EXERCISE PROMPT:
Every line that includes the word "如图所示" is to be listed.

Data entries:
********

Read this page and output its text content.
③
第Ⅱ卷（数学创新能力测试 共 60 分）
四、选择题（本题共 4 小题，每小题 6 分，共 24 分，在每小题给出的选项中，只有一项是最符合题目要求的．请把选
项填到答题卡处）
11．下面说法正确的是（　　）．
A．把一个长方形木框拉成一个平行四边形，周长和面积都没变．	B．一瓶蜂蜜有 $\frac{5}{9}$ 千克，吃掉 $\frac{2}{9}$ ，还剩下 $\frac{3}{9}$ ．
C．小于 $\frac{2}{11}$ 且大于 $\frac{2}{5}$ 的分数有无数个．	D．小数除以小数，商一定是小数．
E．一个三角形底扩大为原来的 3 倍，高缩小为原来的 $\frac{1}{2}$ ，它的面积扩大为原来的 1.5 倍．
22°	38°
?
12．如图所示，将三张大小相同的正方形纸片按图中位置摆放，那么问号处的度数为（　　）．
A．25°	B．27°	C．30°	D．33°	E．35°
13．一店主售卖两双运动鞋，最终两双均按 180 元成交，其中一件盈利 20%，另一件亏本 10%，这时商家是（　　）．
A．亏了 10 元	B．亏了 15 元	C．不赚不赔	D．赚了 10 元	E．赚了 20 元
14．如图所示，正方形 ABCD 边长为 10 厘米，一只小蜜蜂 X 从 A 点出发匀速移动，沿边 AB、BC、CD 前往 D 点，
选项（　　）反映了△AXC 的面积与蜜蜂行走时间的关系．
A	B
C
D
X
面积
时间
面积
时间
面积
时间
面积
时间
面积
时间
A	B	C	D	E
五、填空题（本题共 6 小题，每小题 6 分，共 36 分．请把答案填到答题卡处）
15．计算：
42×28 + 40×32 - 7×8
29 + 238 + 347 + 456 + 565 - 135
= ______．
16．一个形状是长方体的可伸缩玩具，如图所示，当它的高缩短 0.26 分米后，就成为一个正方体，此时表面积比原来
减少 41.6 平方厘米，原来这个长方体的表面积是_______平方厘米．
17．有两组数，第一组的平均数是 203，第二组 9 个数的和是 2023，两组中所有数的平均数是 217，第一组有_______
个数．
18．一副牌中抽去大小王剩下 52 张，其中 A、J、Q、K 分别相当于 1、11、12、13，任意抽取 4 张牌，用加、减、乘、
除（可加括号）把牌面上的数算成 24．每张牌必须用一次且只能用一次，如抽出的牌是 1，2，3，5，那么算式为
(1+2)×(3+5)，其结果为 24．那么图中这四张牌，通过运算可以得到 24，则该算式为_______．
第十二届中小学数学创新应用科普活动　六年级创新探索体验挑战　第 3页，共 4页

********

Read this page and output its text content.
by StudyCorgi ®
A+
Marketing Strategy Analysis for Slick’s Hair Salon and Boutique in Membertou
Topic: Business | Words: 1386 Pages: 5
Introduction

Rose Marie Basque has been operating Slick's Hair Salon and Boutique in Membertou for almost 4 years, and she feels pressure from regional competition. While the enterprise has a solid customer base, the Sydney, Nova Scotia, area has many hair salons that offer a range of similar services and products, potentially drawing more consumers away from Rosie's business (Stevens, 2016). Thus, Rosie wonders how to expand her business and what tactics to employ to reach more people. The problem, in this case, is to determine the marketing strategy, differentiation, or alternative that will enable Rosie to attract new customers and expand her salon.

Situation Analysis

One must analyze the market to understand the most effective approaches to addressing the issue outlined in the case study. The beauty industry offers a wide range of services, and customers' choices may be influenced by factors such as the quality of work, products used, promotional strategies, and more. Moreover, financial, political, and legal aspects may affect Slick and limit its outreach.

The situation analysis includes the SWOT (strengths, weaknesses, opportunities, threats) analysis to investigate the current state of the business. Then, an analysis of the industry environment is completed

********

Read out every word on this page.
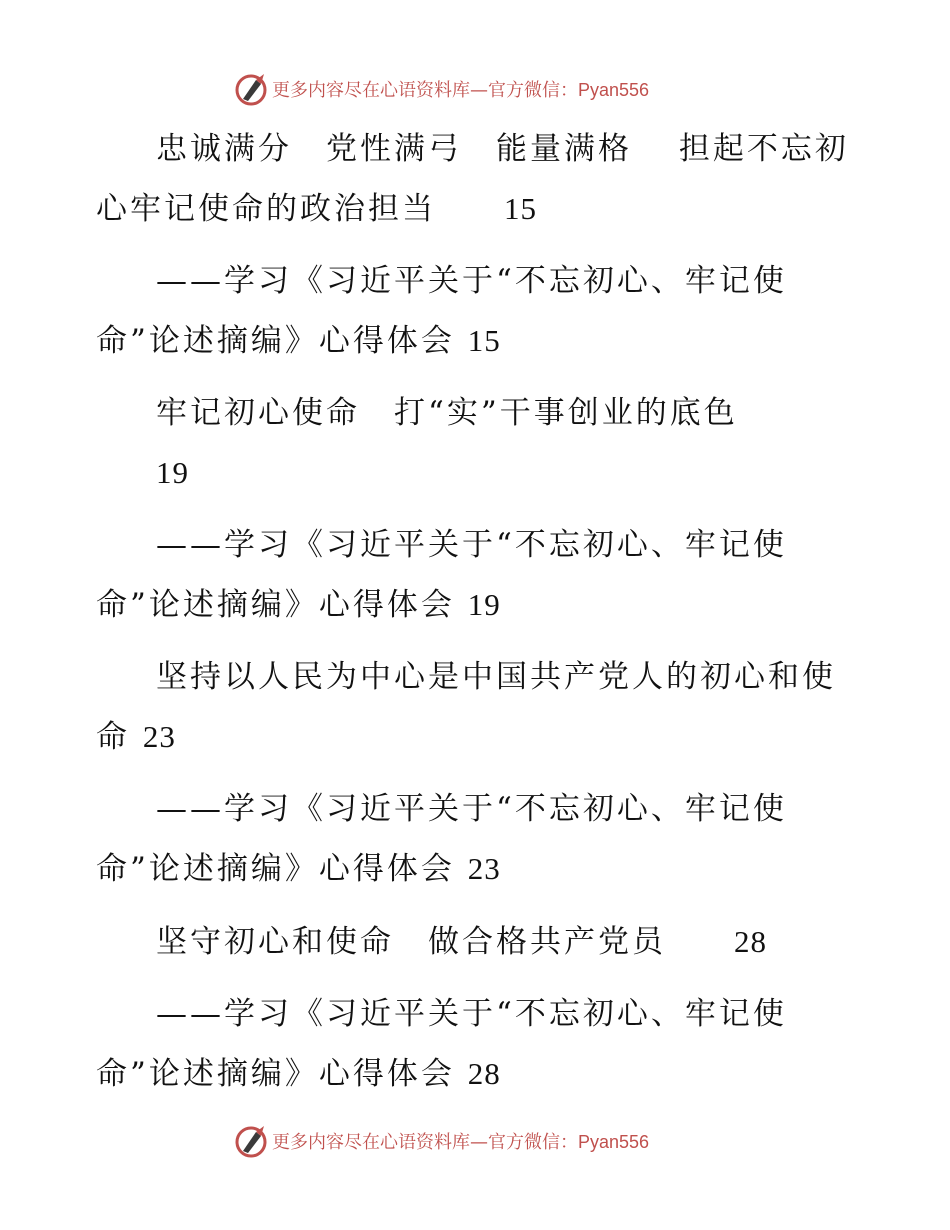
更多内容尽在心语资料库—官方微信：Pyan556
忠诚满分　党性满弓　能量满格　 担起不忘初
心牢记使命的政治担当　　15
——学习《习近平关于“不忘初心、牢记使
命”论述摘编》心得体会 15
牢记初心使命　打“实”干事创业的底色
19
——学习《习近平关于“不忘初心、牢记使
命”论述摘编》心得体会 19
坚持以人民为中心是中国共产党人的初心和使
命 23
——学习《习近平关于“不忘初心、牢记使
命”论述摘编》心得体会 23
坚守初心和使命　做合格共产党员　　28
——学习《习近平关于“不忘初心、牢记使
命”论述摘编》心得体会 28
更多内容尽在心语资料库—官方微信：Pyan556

********

ANSWER BELOW:
12．如图所示，将三张大小相同的正方形纸片按图中位置摆放，那么问号处的度数为（　　）．
14．如图所示，正方形 ABCD 边长为 10 厘米，一只小蜜蜂 X 从 A 点出发匀速移动，沿边 AB、BC、CD 前往 D 点，
16．一个形状是长方体的可伸缩玩具，如图所示，当它的高缩短 0.26 分米后，就成为一个正方体，此时表面积比原来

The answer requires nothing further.